▶ _Required work_
Rewrite the records from the line with "Patent image size: (1237, 982)." up to and including the line with "The OR gate 226 is at (943, 767).", replacing "saving power" with "conserving power" and leaving everything else the same.

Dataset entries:
::::::

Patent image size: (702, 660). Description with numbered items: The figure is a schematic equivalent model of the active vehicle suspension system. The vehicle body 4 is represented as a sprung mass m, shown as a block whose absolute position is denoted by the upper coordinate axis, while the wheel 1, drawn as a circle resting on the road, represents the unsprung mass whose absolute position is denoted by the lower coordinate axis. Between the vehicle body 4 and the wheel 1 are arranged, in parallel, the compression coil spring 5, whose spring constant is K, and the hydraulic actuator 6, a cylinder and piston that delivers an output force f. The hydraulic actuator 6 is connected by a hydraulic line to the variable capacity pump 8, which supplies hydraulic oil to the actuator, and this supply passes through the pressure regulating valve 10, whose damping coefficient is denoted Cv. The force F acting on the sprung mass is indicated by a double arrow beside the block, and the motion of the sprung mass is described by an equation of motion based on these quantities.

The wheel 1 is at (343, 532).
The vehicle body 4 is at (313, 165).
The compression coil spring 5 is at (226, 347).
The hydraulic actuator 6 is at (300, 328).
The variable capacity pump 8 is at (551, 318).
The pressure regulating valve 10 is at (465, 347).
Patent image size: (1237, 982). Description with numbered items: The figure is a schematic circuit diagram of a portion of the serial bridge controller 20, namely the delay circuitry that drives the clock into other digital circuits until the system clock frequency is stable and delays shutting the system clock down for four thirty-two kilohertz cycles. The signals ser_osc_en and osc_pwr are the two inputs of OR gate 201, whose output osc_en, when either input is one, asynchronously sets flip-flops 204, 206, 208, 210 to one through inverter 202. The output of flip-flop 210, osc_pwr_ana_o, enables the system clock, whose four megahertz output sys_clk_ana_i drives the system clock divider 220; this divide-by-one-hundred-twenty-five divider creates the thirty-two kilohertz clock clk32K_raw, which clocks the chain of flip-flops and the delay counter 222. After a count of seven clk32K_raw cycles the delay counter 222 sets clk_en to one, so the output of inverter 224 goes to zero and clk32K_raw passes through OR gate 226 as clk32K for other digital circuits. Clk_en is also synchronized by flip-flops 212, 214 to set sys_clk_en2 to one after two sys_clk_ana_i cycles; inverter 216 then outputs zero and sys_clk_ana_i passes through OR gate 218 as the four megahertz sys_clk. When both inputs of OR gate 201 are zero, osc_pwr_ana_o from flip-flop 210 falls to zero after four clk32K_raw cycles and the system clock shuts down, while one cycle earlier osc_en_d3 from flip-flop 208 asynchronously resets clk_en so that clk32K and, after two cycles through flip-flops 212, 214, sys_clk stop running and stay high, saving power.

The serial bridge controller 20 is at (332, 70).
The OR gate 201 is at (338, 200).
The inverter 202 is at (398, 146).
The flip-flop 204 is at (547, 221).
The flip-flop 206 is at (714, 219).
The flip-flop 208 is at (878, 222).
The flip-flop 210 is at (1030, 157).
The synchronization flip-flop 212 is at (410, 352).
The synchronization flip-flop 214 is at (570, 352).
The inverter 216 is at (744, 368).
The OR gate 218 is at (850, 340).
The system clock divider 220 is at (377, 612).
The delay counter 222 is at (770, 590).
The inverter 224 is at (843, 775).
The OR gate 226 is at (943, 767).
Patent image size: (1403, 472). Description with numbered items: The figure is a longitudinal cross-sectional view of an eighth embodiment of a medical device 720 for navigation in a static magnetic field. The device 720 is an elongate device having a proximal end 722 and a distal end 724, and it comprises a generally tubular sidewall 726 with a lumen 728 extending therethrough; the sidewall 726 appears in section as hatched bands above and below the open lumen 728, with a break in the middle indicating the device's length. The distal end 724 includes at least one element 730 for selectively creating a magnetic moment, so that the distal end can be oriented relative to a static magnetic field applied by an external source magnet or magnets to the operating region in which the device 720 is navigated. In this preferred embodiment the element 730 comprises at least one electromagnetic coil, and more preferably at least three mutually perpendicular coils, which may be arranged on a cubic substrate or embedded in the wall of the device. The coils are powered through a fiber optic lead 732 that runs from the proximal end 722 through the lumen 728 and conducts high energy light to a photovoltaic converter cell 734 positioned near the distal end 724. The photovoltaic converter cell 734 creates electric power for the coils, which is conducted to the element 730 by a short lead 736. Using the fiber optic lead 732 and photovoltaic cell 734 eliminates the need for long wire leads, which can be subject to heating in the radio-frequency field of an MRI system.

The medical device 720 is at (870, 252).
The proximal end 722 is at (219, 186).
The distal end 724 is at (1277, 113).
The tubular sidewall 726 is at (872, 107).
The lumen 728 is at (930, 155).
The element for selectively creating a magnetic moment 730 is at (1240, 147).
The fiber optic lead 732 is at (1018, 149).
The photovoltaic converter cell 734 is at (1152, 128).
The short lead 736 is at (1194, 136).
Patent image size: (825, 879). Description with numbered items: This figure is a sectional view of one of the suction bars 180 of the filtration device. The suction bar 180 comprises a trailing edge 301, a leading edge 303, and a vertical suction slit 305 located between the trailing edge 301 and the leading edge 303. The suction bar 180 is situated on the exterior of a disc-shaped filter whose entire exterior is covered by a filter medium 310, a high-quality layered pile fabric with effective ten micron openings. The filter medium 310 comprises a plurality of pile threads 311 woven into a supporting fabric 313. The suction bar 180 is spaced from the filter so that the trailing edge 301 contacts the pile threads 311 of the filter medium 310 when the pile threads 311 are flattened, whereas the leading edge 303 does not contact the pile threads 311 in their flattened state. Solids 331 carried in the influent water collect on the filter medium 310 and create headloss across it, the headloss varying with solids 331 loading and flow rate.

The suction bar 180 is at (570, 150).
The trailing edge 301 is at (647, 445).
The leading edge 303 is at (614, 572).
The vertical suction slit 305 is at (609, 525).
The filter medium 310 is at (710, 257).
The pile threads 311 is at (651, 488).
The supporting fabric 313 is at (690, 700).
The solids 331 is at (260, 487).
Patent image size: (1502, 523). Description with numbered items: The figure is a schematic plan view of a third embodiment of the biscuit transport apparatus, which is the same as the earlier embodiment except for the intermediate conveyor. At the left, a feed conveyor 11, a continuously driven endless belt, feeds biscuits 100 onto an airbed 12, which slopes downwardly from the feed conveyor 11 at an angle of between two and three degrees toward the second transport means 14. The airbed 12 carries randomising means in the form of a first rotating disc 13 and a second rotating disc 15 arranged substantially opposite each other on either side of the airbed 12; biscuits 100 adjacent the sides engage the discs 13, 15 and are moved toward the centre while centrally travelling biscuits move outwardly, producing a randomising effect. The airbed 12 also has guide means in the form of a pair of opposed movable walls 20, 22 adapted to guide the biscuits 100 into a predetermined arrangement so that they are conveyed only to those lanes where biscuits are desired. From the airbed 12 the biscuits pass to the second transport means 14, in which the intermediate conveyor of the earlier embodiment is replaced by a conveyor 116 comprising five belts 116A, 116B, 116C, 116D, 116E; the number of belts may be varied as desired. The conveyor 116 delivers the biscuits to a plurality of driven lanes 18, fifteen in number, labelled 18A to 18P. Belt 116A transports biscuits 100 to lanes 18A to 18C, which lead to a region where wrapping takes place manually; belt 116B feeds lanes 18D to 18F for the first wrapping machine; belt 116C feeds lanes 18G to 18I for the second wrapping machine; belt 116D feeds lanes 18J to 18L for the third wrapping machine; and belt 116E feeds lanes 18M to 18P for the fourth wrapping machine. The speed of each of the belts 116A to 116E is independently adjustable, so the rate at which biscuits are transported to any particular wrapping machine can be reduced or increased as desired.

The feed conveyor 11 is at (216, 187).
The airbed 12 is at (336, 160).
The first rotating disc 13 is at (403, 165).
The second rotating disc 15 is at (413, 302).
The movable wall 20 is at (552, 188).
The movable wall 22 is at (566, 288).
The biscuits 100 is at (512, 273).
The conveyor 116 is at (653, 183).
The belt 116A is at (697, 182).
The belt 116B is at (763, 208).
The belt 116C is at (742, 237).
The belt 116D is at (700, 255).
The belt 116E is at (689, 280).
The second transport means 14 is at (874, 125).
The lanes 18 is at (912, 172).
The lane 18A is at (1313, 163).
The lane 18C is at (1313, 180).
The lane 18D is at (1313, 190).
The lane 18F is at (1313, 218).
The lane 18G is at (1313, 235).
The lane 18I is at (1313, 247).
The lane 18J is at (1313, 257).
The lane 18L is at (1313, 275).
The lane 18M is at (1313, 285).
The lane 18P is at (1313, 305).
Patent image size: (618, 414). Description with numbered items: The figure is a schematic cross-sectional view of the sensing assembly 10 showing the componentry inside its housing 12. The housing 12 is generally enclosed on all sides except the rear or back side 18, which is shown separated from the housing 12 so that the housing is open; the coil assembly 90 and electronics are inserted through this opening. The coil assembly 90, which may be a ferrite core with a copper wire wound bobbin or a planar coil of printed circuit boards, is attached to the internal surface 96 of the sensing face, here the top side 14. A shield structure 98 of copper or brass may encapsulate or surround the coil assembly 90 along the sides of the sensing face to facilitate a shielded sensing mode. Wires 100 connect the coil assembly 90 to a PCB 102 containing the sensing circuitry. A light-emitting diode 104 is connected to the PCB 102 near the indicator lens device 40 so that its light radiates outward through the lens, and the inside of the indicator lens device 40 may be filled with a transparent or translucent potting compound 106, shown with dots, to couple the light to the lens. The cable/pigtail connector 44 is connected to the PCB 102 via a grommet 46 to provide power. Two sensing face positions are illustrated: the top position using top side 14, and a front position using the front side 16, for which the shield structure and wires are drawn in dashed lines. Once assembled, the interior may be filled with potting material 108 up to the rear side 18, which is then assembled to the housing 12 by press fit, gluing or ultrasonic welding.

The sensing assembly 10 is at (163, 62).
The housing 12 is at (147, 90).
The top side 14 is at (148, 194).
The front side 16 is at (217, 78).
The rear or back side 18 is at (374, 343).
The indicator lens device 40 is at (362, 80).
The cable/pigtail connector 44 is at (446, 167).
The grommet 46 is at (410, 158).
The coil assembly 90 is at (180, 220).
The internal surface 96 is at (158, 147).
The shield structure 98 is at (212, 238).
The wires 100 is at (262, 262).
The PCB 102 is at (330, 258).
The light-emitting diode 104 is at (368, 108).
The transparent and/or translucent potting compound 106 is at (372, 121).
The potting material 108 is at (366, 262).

::::::

▶ _Written reply_
Patent image size: (1237, 982). Description with numbered items: The figure is a schematic circuit diagram of a portion of the serial bridge controller 20, namely the delay circuitry that drives the clock into other digital circuits until the system clock frequency is stable and delays shutting the system clock down for four thirty-two kilohertz cycles. The signals ser_osc_en and osc_pwr are the two inputs of OR gate 201, whose output osc_en, when either input is one, asynchronously sets flip-flops 204, 206, 208, 210 to one through inverter 202. The output of flip-flop 210, osc_pwr_ana_o, enables the system clock, whose four megahertz output sys_clk_ana_i drives the system clock divider 220; this divide-by-one-hundred-twenty-five divider creates the thirty-two kilohertz clock clk32K_raw, which clocks the chain of flip-flops and the delay counter 222. After a count of seven clk32K_raw cycles the delay counter 222 sets clk_en to one, so the output of inverter 224 goes to zero and clk32K_raw passes through OR gate 226 as clk32K for other digital circuits. Clk_en is also synchronized by flip-flops 212, 214 to set sys_clk_en2 to one after two sys_clk_ana_i cycles; inverter 216 then outputs zero and sys_clk_ana_i passes through OR gate 218 as the four megahertz sys_clk. When both inputs of OR gate 201 are zero, osc_pwr_ana_o from flip-flop 210 falls to zero after four clk32K_raw cycles and the system clock shuts down, while one cycle earlier osc_en_d3 from flip-flop 208 asynchronously resets clk_en so that clk32K and, after two cycles through flip-flops 212, 214, sys_clk stop running and stay high, conserving power.

The serial bridge controller 20 is at (332, 70).
The OR gate 201 is at (338, 200).
The inverter 202 is at (398, 146).
The flip-flop 204 is at (547, 221).
The flip-flop 206 is at (714, 219).
The flip-flop 208 is at (878, 222).
The flip-flop 210 is at (1030, 157).
The synchronization flip-flop 212 is at (410, 352).
The synchronization flip-flop 214 is at (570, 352).
The inverter 216 is at (744, 368).
The OR gate 218 is at (850, 340).
The system clock divider 220 is at (377, 612).
The delay counter 222 is at (770, 590).
The inverter 224 is at (843, 775).
The OR gate 226 is at (943, 767).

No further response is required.